* _WORK REQUIRED_: Using the entries below, output exactly the line containing "What data populates" and all lines that follow it to the end.

* _RECORD SET_:
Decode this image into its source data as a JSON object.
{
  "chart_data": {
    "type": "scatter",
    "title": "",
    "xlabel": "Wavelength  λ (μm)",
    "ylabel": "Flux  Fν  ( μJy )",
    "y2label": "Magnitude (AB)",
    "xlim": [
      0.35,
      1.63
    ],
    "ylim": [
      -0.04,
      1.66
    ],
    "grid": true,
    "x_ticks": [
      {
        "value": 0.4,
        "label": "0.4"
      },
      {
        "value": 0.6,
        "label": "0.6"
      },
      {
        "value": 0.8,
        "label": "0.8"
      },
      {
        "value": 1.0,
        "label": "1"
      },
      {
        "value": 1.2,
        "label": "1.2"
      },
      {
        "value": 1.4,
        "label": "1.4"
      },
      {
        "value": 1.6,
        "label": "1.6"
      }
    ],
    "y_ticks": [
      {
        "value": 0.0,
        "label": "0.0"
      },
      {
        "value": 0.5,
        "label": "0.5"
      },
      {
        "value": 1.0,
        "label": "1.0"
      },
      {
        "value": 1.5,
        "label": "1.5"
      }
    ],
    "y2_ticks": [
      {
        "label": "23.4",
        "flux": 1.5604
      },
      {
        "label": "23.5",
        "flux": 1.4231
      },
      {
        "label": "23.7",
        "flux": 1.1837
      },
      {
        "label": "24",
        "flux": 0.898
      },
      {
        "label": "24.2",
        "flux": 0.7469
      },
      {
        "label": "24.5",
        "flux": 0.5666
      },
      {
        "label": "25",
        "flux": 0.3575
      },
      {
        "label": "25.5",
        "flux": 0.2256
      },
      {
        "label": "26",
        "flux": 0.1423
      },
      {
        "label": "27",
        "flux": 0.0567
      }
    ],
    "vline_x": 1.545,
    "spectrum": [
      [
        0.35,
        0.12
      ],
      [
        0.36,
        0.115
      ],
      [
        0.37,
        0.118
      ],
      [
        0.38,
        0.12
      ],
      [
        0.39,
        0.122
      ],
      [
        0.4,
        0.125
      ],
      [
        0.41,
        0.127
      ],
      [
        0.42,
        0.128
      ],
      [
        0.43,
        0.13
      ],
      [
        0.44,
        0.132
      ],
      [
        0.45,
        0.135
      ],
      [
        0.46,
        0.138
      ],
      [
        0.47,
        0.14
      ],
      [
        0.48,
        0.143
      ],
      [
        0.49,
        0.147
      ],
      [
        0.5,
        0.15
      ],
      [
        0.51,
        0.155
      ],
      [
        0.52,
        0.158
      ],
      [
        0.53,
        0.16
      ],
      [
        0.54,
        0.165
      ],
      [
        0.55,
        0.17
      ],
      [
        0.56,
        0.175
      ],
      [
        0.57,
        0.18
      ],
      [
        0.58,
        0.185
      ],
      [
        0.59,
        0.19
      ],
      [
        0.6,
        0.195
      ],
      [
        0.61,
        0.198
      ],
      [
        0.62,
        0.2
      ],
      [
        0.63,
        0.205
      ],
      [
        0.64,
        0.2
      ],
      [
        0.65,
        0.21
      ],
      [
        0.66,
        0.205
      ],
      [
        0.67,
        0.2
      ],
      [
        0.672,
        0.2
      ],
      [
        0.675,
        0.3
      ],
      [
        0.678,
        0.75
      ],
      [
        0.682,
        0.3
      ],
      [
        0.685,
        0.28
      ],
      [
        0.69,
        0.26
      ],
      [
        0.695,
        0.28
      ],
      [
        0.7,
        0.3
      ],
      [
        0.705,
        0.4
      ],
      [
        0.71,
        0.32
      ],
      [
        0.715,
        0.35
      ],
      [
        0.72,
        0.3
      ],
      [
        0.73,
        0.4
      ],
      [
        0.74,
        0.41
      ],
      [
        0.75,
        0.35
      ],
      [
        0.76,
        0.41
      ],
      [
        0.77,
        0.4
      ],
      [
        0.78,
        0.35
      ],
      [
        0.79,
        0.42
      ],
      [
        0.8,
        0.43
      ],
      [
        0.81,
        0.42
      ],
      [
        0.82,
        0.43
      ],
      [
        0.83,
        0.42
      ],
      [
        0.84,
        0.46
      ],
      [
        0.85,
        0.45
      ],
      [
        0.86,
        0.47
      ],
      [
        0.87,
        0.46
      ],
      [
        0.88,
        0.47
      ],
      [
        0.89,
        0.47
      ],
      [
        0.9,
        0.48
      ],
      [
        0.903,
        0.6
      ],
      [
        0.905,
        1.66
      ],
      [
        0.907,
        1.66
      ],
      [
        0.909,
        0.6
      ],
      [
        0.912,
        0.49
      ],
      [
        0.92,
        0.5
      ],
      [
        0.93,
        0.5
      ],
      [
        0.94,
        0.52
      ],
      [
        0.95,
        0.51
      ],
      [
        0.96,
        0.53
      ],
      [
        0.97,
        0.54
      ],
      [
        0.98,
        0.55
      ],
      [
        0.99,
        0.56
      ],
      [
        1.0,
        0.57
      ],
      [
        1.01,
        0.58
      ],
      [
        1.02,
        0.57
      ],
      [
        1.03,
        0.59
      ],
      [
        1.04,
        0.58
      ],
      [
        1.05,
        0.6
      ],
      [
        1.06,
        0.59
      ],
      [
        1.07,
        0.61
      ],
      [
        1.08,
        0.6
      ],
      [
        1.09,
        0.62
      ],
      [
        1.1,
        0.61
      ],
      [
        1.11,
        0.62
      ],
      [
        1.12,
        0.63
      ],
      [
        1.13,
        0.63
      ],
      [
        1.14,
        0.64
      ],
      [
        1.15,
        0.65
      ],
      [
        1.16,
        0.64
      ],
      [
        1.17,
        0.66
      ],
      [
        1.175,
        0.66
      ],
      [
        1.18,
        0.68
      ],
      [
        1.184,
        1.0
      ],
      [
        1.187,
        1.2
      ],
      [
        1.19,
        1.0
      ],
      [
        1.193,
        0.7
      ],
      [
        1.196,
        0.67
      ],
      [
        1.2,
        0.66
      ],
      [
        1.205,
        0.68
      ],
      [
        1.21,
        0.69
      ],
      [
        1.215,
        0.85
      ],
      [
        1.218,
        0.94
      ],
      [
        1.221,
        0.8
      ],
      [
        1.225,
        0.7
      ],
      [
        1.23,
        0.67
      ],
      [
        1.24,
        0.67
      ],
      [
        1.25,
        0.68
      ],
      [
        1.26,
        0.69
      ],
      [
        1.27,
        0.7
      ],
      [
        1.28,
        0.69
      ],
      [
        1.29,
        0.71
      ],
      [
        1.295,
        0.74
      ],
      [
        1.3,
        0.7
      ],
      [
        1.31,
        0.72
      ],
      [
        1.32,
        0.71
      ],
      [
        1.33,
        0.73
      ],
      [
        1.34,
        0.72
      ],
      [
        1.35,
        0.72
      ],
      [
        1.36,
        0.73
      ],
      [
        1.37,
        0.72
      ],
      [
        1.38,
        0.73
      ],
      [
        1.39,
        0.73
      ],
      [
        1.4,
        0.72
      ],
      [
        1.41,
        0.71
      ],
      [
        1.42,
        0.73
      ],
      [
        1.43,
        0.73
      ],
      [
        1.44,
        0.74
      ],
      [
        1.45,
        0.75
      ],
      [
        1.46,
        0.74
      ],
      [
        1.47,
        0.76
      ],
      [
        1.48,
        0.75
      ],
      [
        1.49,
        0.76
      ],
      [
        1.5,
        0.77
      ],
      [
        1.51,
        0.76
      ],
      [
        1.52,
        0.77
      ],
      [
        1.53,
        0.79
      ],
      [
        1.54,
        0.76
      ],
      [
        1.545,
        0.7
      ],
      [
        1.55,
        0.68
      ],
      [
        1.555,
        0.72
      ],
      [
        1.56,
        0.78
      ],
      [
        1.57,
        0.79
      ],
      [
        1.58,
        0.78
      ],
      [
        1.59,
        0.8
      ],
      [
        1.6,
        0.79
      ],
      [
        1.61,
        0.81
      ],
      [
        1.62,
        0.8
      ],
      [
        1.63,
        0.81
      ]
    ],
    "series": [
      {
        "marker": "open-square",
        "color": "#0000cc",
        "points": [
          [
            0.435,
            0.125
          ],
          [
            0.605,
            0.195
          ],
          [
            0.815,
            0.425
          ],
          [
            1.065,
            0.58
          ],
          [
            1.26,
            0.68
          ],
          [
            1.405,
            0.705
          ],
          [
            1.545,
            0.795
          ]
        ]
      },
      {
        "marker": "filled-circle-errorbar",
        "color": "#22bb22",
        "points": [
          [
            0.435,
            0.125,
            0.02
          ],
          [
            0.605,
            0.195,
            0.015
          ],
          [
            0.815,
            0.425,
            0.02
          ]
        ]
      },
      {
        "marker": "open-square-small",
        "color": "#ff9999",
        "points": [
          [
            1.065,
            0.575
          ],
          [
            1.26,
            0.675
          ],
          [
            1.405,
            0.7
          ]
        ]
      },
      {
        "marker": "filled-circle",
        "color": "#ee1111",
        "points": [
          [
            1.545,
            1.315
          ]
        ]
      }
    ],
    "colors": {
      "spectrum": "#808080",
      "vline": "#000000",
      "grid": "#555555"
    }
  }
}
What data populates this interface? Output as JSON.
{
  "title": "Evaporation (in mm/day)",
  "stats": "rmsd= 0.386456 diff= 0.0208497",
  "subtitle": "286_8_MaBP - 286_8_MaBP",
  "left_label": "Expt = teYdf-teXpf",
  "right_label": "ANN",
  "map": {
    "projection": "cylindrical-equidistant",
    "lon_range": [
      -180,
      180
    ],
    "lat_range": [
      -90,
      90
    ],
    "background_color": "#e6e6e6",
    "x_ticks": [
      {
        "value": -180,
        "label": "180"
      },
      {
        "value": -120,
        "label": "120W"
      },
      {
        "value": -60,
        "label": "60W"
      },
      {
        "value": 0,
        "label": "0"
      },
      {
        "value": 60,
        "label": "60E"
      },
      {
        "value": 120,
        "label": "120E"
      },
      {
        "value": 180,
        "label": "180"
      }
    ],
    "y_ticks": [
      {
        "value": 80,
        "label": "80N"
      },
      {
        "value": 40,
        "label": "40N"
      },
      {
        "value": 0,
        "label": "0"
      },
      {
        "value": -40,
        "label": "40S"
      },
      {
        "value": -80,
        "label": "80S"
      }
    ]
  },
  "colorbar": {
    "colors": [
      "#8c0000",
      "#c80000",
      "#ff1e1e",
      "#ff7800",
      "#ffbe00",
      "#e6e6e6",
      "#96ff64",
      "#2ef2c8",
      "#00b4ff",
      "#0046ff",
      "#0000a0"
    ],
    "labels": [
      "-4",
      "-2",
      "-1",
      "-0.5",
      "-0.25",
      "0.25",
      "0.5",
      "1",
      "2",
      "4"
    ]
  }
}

* _ANSWER TO THE PROBLEM_:
What data populates this interface? Output as JSON.
{
  "title": "Evaporation (in mm/day)",
  "stats": "rmsd= 0.386456 diff= 0.0208497",
  "subtitle": "286_8_MaBP - 286_8_MaBP",
  "left_label": "Expt = teYdf-teXpf",
  "right_label": "ANN",
  "map": {
    "projection": "cylindrical-equidistant",
    "lon_range": [
      -180,
      180
    ],
    "lat_range": [
      -90,
      90
    ],
    "background_color": "#e6e6e6",
    "x_ticks": [
      {
        "value": -180,
        "label": "180"
      },
      {
        "value": -120,
        "label": "120W"
      },
      {
        "value": -60,
        "label": "60W"
      },
      {
        "value": 0,
        "label": "0"
      },
      {
        "value": 60,
        "label": "60E"
      },
      {
        "value": 120,
        "label": "120E"
      },
      {
        "value": 180,
        "label": "180"
      }
    ],
    "y_ticks": [
      {
        "value": 80,
        "label": "80N"
      },
      {
        "value": 40,
        "label": "40N"
      },
      {
        "value": 0,
        "label": "0"
      },
      {
        "value": -40,
        "label": "40S"
      },
      {
        "value": -80,
        "label": "80S"
      }
    ]
  },
  "colorbar": {
    "colors": [
      "#8c0000",
      "#c80000",
      "#ff1e1e",
      "#ff7800",
      "#ffbe00",
      "#e6e6e6",
      "#96ff64",
      "#2ef2c8",
      "#00b4ff",
      "#0046ff",
      "#0000a0"
    ],
    "labels": [
      "-4",
      "-2",
      "-1",
      "-0.5",
      "-0.25",
      "0.25",
      "0.5",
      "1",
      "2",
      "4"
    ]
  }
}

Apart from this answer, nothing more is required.